### Task description
Search the material below for the word "VELIČINE". Copy every line that has it.

### Data records
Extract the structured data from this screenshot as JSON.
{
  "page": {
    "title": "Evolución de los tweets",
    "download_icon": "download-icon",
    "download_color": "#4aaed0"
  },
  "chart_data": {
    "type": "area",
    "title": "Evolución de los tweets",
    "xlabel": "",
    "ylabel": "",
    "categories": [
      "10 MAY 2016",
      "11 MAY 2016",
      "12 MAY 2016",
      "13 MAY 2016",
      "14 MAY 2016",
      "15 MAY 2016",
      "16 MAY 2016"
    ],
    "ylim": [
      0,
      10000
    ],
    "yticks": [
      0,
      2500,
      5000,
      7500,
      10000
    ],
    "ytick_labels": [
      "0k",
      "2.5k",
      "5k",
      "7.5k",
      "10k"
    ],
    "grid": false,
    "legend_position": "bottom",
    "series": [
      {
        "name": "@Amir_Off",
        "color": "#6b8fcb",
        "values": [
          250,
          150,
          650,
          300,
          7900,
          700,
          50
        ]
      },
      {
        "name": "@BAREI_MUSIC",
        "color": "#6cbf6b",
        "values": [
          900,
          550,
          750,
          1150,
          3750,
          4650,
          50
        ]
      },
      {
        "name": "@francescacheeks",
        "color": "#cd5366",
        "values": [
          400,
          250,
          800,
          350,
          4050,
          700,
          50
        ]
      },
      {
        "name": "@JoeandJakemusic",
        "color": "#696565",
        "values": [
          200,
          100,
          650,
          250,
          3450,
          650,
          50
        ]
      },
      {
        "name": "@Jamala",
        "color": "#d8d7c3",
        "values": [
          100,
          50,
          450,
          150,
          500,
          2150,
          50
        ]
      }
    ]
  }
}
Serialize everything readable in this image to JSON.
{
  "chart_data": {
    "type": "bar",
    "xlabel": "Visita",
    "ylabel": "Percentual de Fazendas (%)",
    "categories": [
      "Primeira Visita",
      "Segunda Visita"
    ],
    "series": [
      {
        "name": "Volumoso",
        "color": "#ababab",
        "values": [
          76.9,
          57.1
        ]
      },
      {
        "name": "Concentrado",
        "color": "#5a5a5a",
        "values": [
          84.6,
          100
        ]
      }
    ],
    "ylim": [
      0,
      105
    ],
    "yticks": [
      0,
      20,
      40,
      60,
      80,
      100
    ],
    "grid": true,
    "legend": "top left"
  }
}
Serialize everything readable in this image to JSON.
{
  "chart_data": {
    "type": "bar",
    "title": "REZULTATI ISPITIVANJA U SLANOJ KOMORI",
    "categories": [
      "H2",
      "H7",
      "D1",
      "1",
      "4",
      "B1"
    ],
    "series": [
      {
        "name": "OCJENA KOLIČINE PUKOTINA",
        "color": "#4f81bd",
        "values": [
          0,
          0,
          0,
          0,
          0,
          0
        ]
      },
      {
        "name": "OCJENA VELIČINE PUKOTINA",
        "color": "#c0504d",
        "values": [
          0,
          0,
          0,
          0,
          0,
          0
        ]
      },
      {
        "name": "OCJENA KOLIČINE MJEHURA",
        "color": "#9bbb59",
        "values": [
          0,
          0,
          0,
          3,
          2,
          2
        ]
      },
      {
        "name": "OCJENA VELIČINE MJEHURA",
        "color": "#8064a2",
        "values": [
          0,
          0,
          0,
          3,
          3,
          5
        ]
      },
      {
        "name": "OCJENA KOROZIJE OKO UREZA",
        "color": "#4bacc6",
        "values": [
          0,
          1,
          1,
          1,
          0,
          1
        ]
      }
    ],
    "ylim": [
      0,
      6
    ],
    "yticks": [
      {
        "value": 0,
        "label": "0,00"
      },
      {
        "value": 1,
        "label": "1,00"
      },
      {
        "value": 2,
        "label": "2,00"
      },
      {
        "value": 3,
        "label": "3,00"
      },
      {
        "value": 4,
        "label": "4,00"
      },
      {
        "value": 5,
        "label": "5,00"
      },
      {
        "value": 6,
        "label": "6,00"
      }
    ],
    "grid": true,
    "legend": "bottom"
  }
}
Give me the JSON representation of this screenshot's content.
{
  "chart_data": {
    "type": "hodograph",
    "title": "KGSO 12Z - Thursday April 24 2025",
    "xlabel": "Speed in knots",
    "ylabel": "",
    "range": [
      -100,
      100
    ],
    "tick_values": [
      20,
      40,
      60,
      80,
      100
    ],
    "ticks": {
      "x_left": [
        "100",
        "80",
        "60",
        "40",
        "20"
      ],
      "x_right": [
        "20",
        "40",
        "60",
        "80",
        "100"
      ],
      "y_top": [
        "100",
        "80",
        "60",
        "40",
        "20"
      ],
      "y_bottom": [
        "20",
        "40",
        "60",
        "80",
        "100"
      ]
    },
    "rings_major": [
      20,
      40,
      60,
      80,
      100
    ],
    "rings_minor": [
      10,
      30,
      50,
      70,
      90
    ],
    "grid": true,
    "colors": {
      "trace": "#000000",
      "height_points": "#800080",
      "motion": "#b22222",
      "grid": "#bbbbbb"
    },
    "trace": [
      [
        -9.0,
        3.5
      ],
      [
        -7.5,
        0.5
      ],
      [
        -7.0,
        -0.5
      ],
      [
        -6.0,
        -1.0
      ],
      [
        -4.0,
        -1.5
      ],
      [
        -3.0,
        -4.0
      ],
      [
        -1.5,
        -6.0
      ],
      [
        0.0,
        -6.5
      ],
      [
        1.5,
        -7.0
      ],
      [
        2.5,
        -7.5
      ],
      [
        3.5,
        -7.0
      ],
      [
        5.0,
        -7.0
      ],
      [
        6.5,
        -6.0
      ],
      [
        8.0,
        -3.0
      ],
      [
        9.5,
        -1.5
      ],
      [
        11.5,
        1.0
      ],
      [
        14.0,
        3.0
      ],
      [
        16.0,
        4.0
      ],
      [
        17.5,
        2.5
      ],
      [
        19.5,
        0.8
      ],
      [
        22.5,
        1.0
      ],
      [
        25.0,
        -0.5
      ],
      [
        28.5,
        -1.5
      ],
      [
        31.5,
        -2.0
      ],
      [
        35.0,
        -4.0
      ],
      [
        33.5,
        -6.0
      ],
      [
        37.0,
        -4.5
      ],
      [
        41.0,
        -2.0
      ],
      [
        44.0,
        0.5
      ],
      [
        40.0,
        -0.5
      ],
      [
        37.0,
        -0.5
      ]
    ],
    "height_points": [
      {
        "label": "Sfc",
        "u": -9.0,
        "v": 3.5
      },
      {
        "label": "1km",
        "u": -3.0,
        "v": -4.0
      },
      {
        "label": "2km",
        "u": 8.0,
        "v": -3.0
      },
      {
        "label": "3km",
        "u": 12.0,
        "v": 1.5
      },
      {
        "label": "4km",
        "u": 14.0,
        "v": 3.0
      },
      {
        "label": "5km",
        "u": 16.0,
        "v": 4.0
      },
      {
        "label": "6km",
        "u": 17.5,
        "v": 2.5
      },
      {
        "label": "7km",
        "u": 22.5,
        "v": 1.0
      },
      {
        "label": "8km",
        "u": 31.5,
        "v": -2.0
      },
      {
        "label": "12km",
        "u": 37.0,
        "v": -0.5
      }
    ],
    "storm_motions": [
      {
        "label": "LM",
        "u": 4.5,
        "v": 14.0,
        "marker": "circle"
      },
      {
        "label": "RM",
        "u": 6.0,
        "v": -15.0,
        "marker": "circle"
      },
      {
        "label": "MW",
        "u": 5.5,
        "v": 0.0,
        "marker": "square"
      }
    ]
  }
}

### Reply to the task
        "name": "OCJENA VELIČINE PUKOTINA",
        "name": "OCJENA VELIČINE MJEHURA",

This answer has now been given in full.